[START]

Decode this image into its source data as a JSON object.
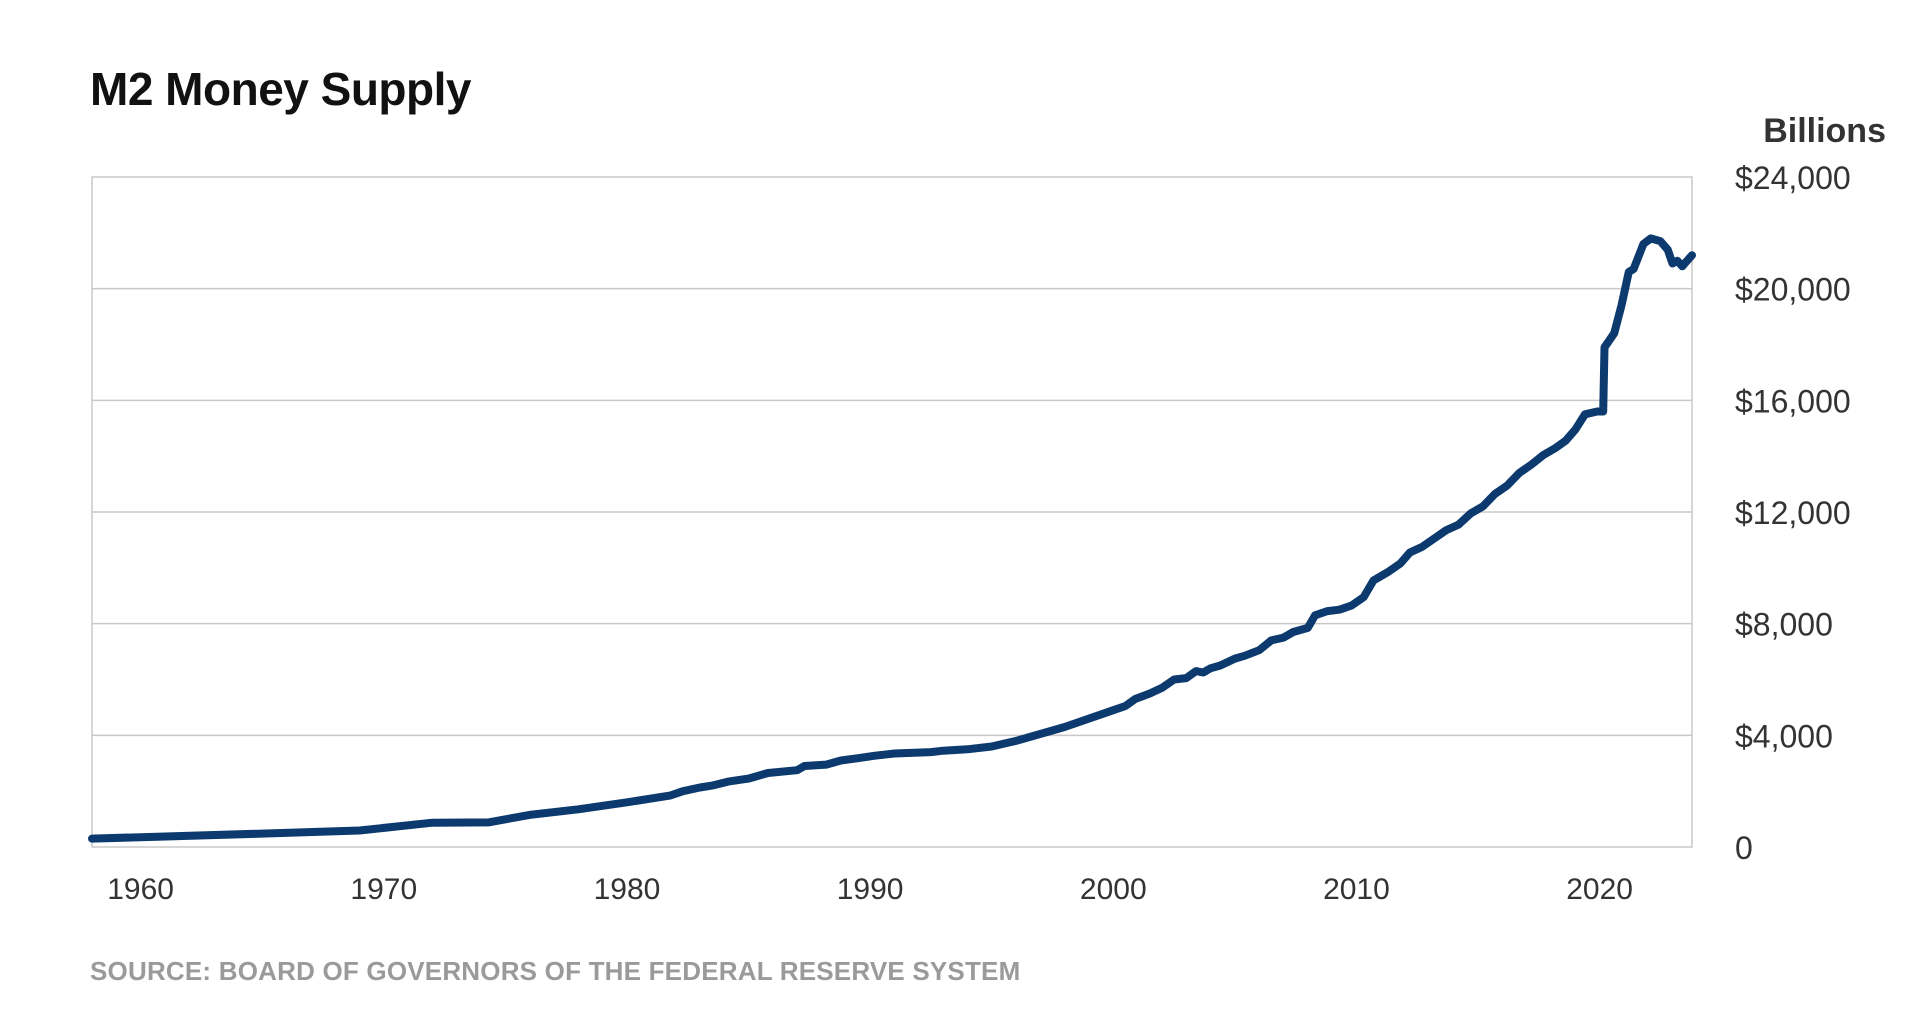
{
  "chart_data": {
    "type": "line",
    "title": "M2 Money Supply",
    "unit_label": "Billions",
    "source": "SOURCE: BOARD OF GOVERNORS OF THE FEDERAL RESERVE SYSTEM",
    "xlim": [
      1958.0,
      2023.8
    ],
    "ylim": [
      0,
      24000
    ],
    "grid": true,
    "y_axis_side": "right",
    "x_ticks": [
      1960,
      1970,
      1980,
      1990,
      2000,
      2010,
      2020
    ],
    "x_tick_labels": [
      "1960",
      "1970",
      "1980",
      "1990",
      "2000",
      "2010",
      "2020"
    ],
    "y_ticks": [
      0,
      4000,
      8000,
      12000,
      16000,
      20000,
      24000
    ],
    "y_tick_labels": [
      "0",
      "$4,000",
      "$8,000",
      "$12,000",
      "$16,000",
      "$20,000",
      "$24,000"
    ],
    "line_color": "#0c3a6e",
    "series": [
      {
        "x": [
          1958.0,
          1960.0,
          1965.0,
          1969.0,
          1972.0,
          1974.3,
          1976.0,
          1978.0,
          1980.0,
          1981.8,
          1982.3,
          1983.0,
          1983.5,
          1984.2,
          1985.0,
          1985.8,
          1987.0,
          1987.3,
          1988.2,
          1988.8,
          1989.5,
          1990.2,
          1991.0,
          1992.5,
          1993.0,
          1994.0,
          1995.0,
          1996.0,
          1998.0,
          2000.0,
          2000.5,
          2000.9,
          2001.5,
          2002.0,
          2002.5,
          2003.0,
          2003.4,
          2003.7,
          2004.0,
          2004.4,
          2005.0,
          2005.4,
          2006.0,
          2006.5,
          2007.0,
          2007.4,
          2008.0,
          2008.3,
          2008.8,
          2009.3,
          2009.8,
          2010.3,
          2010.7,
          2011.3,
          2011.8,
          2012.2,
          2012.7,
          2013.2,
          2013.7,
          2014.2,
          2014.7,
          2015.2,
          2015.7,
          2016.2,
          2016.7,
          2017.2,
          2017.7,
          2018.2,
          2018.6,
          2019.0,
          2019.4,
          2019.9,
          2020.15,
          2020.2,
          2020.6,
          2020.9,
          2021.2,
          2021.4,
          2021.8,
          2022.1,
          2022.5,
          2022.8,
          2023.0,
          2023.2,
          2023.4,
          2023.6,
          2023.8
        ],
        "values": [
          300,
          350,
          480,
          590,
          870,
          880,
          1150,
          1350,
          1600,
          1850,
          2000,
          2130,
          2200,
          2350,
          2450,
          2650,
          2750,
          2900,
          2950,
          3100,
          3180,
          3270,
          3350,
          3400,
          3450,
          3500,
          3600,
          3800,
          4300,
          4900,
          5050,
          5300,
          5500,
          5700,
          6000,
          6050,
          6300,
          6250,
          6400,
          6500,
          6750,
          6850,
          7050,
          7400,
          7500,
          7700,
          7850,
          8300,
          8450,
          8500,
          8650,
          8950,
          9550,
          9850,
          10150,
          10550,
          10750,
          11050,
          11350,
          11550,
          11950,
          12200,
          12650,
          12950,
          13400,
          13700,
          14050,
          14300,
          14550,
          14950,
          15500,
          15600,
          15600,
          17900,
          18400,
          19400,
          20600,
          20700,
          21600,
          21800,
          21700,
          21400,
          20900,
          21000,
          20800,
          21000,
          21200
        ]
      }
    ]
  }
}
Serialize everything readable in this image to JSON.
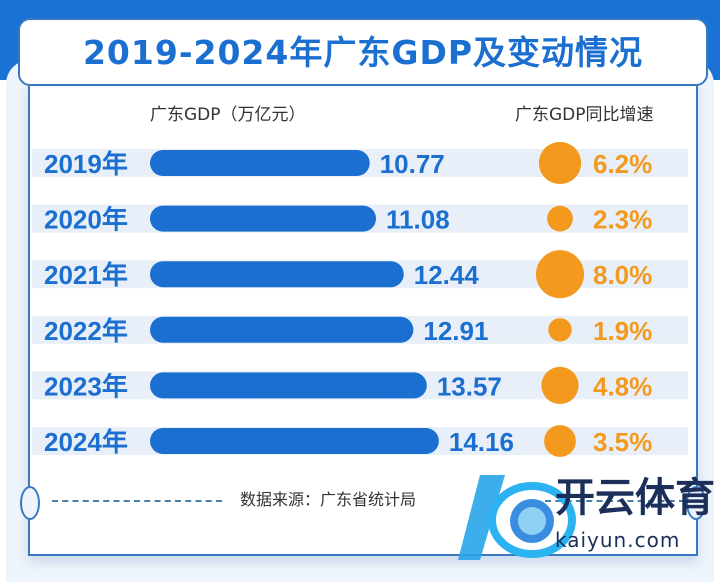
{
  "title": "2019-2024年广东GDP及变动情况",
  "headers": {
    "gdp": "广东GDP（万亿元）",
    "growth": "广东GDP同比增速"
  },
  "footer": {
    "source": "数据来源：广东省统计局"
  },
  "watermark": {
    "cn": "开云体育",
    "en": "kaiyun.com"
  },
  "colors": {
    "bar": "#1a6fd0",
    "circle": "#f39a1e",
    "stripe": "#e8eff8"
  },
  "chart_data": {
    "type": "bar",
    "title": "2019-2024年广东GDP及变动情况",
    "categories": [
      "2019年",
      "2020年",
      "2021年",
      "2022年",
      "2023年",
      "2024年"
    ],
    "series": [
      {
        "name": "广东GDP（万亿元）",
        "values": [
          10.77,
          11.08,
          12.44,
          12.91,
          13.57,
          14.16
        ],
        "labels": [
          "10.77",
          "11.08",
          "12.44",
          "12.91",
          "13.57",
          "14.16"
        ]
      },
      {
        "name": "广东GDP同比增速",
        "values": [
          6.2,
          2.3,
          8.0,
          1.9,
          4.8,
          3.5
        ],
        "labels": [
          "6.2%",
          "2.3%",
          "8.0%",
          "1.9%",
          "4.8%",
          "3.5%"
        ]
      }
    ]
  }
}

[END]

## WHAT IS EXPECTED
Filter the listing above for the string "this" and copy every matching line.

## TASK RESPONSE
Decode this image into its source data as a JSON object.
Serialize everything readable in this image to JSON.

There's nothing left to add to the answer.